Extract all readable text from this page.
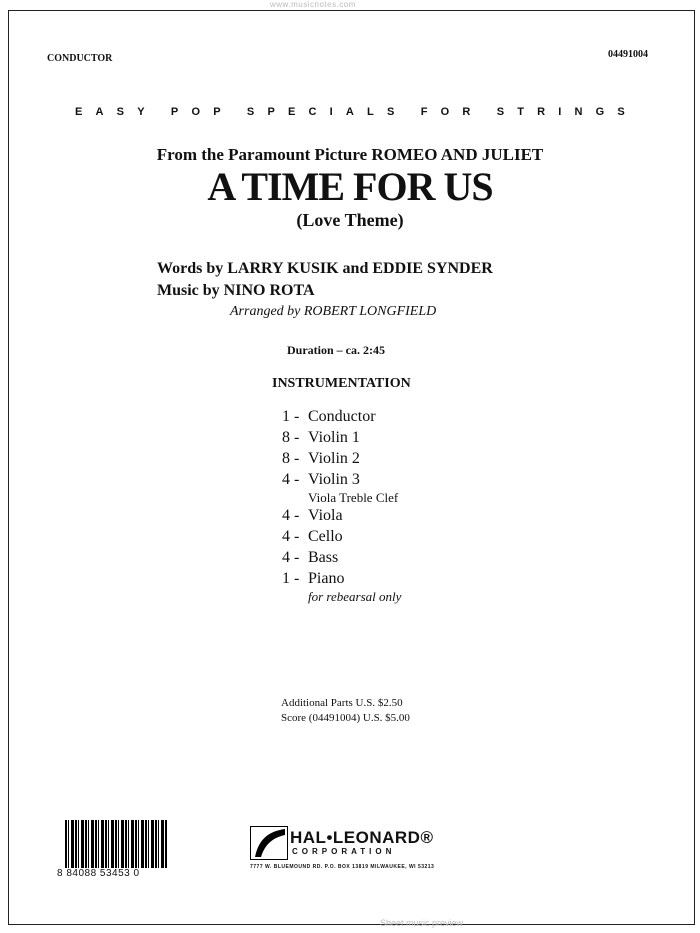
www.musicnotes.com
CONDUCTOR	04491004
E A S Y P O P S P E C I A L S F O R S T R I N G S
From the Paramount Picture ROMEO AND JULIET
A TIME FOR US
(Love Theme)
Words by LARRY KUSIK and EDDIE SYNDER
Music by NINO ROTA
Arranged by ROBERT LONGFIELD
Duration – ca. 2:45
INSTRUMENTATION
1 - Conductor
8 - Violin 1
8 - Violin 2
4 - Violin 3
Viola Treble Clef
4 - Viola
4 - Cello
4 - Bass
1 - Piano
for rebearsal only
Additional Parts U.S. $2.50
Score (04491004) U.S. $5.00
8 84088 53453 0
HAL•LEONARD®
CORPORATION
7777 W. BLUEMOUND RD. P.O. BOX 13819 MILWAUKEE, WI 53213
Sheet music preview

------------------------------------

EXERCISE GOAL.
Output all the records, word for word, with no pictures in the copy.

SOLUTION TO THIS TASK.
Extract all readable text from this page.
www.musicnotes.com
CONDUCTOR	04491004
E A S Y P O P S P E C I A L S F O R S T R I N G S
From the Paramount Picture ROMEO AND JULIET
A TIME FOR US
(Love Theme)
Words by LARRY KUSIK and EDDIE SYNDER
Music by NINO ROTA
Arranged by ROBERT LONGFIELD
Duration – ca. 2:45
INSTRUMENTATION
1 - Conductor
8 - Violin 1
8 - Violin 2
4 - Violin 3
Viola Treble Clef
4 - Viola
4 - Cello
4 - Bass
1 - Piano
for rebearsal only
Additional Parts U.S. $2.50
Score (04491004) U.S. $5.00
8 84088 53453 0
HAL•LEONARD®
CORPORATION
7777 W. BLUEMOUND RD. P.O. BOX 13819 MILWAUKEE, WI 53213
Sheet music preview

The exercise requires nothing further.